_Stated problem_: Extract the records in full, leaving every picture out.

>> START Dataset records

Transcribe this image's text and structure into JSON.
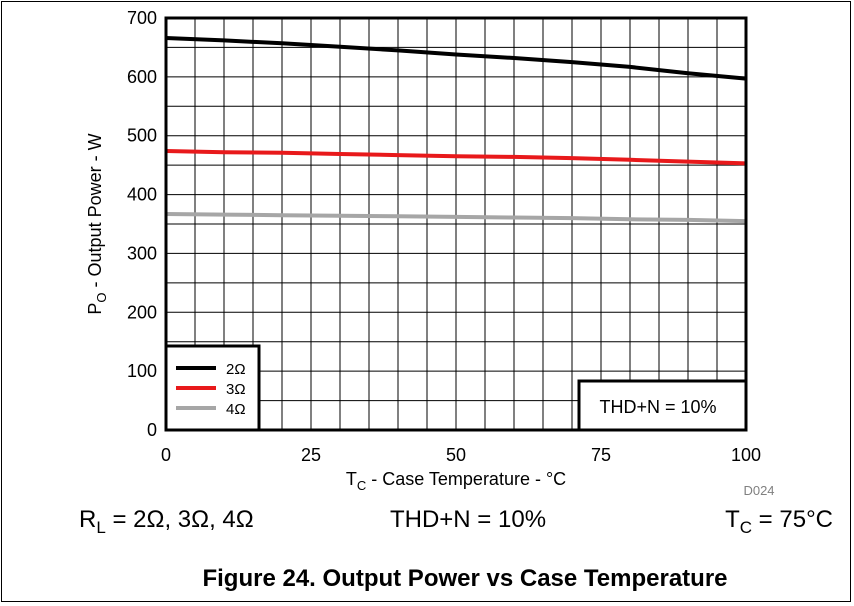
{
  "chart_data": {
    "type": "line",
    "x": [
      0,
      10,
      20,
      30,
      40,
      50,
      60,
      70,
      80,
      90,
      100
    ],
    "series": [
      {
        "name": "2Ω",
        "color": "#000000",
        "values": [
          666,
          662,
          657,
          651,
          645,
          638,
          632,
          625,
          617,
          606,
          597
        ]
      },
      {
        "name": "3Ω",
        "color": "#e8191b",
        "values": [
          474,
          472,
          471,
          469,
          467,
          465,
          464,
          462,
          459,
          456,
          453
        ]
      },
      {
        "name": "4Ω",
        "color": "#a6a6a6",
        "values": [
          367,
          366,
          365,
          364,
          363,
          362,
          361,
          360,
          358,
          357,
          355
        ]
      }
    ],
    "xlim": [
      0,
      100
    ],
    "ylim": [
      0,
      700
    ],
    "xticks": [
      "0",
      "25",
      "50",
      "75",
      "100"
    ],
    "yticks": [
      "0",
      "100",
      "200",
      "300",
      "400",
      "500",
      "600",
      "700"
    ],
    "xlabel_main": "T",
    "xlabel_sub": "C",
    "xlabel_rest": " - Case Temperature - °C",
    "ylabel_main": "P",
    "ylabel_sub": "O",
    "ylabel_rest": " - Output Power - W",
    "grid": true,
    "legend_position": "bottom-left",
    "annotation": "THD+N = 10%",
    "code": "D024"
  },
  "conditions": {
    "rl_main": "R",
    "rl_sub": "L",
    "rl_rest": " = 2Ω, 3Ω, 4Ω",
    "thd": "THD+N = 10%",
    "tc_main": "T",
    "tc_sub": "C",
    "tc_rest": " = 75°C"
  },
  "figure_title": "Figure 24. Output Power vs Case Temperature"
}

>> END Dataset records

_Task answer_:
Transcribe this image's text and structure into JSON.
{
  "chart_data": {
    "type": "line",
    "x": [
      0,
      10,
      20,
      30,
      40,
      50,
      60,
      70,
      80,
      90,
      100
    ],
    "series": [
      {
        "name": "2Ω",
        "color": "#000000",
        "values": [
          666,
          662,
          657,
          651,
          645,
          638,
          632,
          625,
          617,
          606,
          597
        ]
      },
      {
        "name": "3Ω",
        "color": "#e8191b",
        "values": [
          474,
          472,
          471,
          469,
          467,
          465,
          464,
          462,
          459,
          456,
          453
        ]
      },
      {
        "name": "4Ω",
        "color": "#a6a6a6",
        "values": [
          367,
          366,
          365,
          364,
          363,
          362,
          361,
          360,
          358,
          357,
          355
        ]
      }
    ],
    "xlim": [
      0,
      100
    ],
    "ylim": [
      0,
      700
    ],
    "xticks": [
      "0",
      "25",
      "50",
      "75",
      "100"
    ],
    "yticks": [
      "0",
      "100",
      "200",
      "300",
      "400",
      "500",
      "600",
      "700"
    ],
    "xlabel_main": "T",
    "xlabel_sub": "C",
    "xlabel_rest": " - Case Temperature - °C",
    "ylabel_main": "P",
    "ylabel_sub": "O",
    "ylabel_rest": " - Output Power - W",
    "grid": true,
    "legend_position": "bottom-left",
    "annotation": "THD+N = 10%",
    "code": "D024"
  },
  "conditions": {
    "rl_main": "R",
    "rl_sub": "L",
    "rl_rest": " = 2Ω, 3Ω, 4Ω",
    "thd": "THD+N = 10%",
    "tc_main": "T",
    "tc_sub": "C",
    "tc_rest": " = 75°C"
  },
  "figure_title": "Figure 24. Output Power vs Case Temperature"
}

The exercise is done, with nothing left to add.